# LISTA ZADAŃ:
1. Ile głośników ma Galaxy Tab S3 według recenzji tego tabletu i gdzie są umieszczone?
2. Wyjaśnij na podstawie recenzji Galaxy Tab S3, dlaczego głośniki odgrywają w tym tablecie dużą rolę.
3. Podejmij recenzję tabletu Galaxy Tab S3 od miejsca, w którym się kończy, i napisz jej dalszy ciąg.

# PODANY FRAGMENT:
----------
Recenzja Samsunga Galaxy Tab S3 z rysikiem S Pen

Głośniki

Sporą rolę w Galaxy Tab S3 odgrywają (dosłownie) również głośniki. Wszystko dlatego, że powstały przy współpracy z AKG i że jest ich łącznie cztery – dwa na górnej krawędzi tabletu, kolejne dwa – po przeciwległej stronie. Jeśli zastanawiacie się od razu czy trzymając tablet poziomo (np. podczas grania) użytkownik będzie zasłaniał je dłońmi, możecie być spokojni – urządzenie można trzymać w ten sposób, by głośników nie przysłaniać.

Jakość odtwarzanego przez nie dźwięku jest według mnie bardzo dobrej jakości, ale najważniejszy jest fakt, że jest on przestrzenny, co naprawdę dobrze słychać. Głośność może nie jest powalająca, bo słyszałam już głośniejsze tablety, ale na samą jakość narzekać nie można.

Podobne zresztą, jak na jakość dźwięku na słuchawkach – pod tym względem również jest bardzo dobrze.

Czytnik linii papilarnych

O ile korzystanie z czytnika linii papilarnych w smartfonach jest dla mnie całkowicie naturalne, tak w tabletach jakoś nie może się przyzwyczaić do ich obecności. Nie twierdzę tym samym, że to źle – wprost przeciwnie, ale być może zgodzicie się z moją opinią, że po prostu korzysta się z nich mniej komfortowo w tabletach niż w smartfonach. Ale pomińmy ten aspekt i skupmy się na rzeczach ważnych.

A taką niewątpliwie jest fakt, że skaner odcisków palców w Galaxy Tab S3 jest aktywny. Oznacza to, że aby odblokować urządzenie, wystarczy przyłożyć palec do czytnika, by dosłownie po chwili uzyskać dostęp do wszystkich plików. Czytnik działa sprawnie, choć odniosłam wrażenie, że jednak smartfony z tegorocznej serii Galaxy A, pod tym względem radziły sobie lepiej.
----------
# PODANE INFORMACJE:
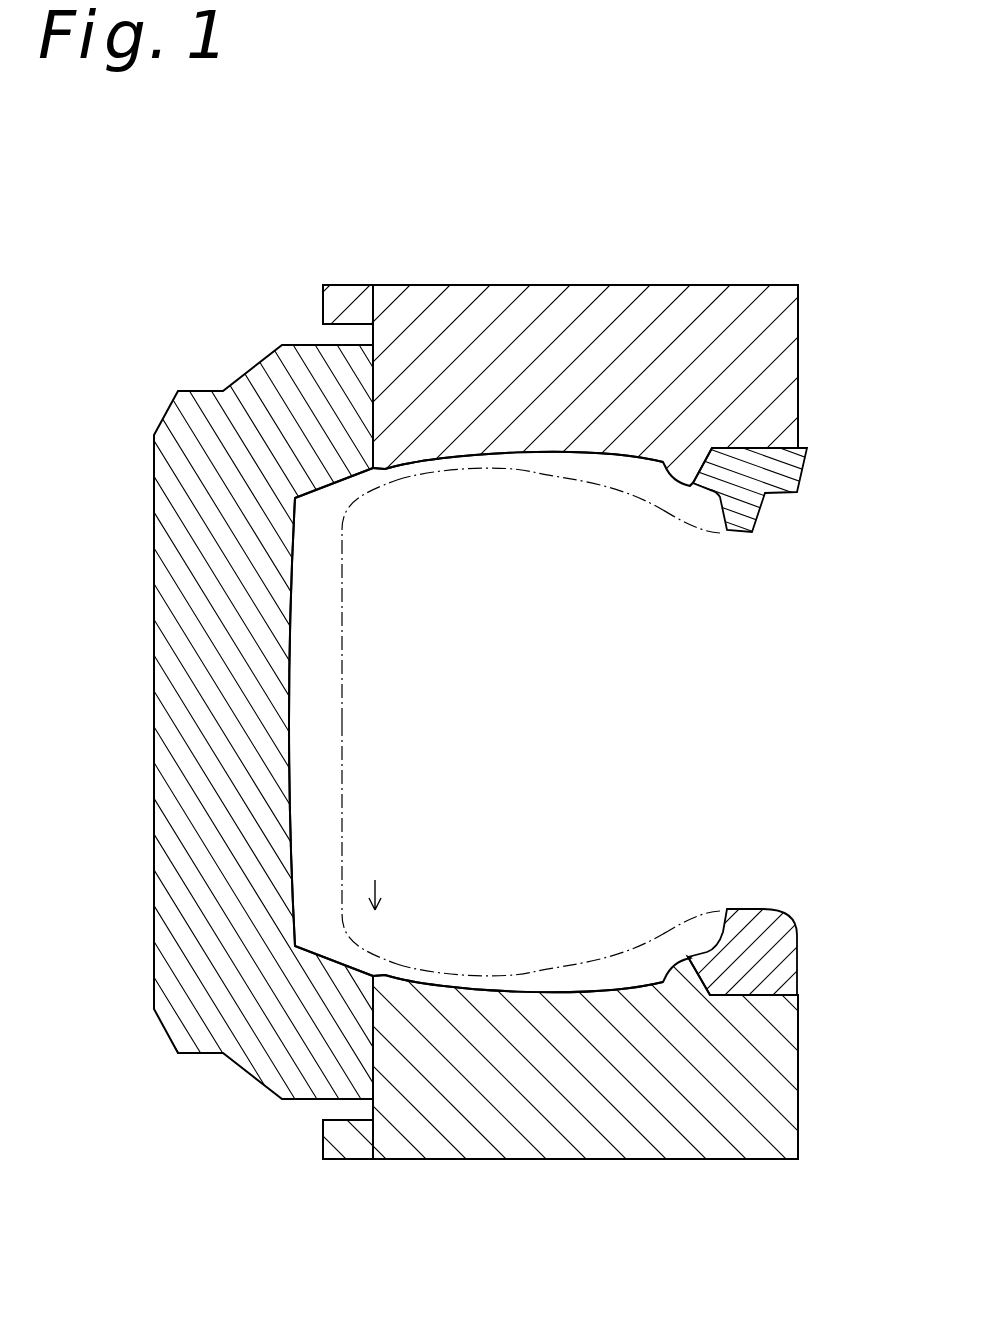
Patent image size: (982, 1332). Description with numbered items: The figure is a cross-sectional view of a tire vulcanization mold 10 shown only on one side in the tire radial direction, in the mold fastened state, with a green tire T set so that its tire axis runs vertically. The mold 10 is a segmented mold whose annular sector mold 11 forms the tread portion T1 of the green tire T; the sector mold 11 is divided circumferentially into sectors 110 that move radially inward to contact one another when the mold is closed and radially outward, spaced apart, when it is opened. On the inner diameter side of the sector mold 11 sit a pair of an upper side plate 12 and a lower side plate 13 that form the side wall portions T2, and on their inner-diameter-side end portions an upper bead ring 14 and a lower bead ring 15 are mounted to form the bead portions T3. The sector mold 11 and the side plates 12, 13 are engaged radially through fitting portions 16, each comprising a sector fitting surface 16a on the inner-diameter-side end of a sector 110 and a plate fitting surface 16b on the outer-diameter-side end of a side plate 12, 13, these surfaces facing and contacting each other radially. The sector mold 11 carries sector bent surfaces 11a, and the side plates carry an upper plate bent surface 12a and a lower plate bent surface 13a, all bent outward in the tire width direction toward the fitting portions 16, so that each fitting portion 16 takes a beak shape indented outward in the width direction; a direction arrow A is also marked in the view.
----------
# W ODPOWIEDZI:
1. Cztery: dwa na górnej krawędzi tabletu i dwa po przeciwległej stronie.

2. Głośniki powstały we współpracy z AKG. Jest ich łącznie cztery: dwa na górnej krawędzi i dwa po przeciwległej stronie.

3.
Warto jeszcze wspomnieć, że czytnik można wykorzystać również do zabezpieczenia Bezpiecznego katalogu, jak również weryfikacji tożsamości zamiast hasła do konta Samsung i logowania do witryn. Na tym jego możliwości się kończą.

Aparat

O ile aparaty w tabletach 7- czy 8-calowych jeszcze jestem w stanie zrozumieć, tak te w większych urządzeniach tego typu zawsze wydawały mi się bezużyteczne. Nie dość, że niewygodnie robi się nimi zdjęcia, to jeszcze ich jakość – w większości przypadków – pozostawia wiele do życzenia. A jak jest w Galaxy Tab S3?

Nie będę się rozpisywać na temat fotograficznych możliwości tego produktu, bo aparat tu po prostu jest – z przodu 5 Mpix, z tyłu – 13 Mpix. Oba charakteryzują się bardzo wąskim kątem, przez co aby złapać szerszy kadr, trzeba się mocno oddalić od fotografowanego obiektu. Sama jakość zdjęć natomiast może pozytywnie zaskoczyć – ja nie spodziewałam się, że te zdjęcia będą się do czegokolwiek nadawały, tymczasem ich warstwa wizualna zdecydowanie może się podobać (patrząc na tabletową konkurencję oczywiście).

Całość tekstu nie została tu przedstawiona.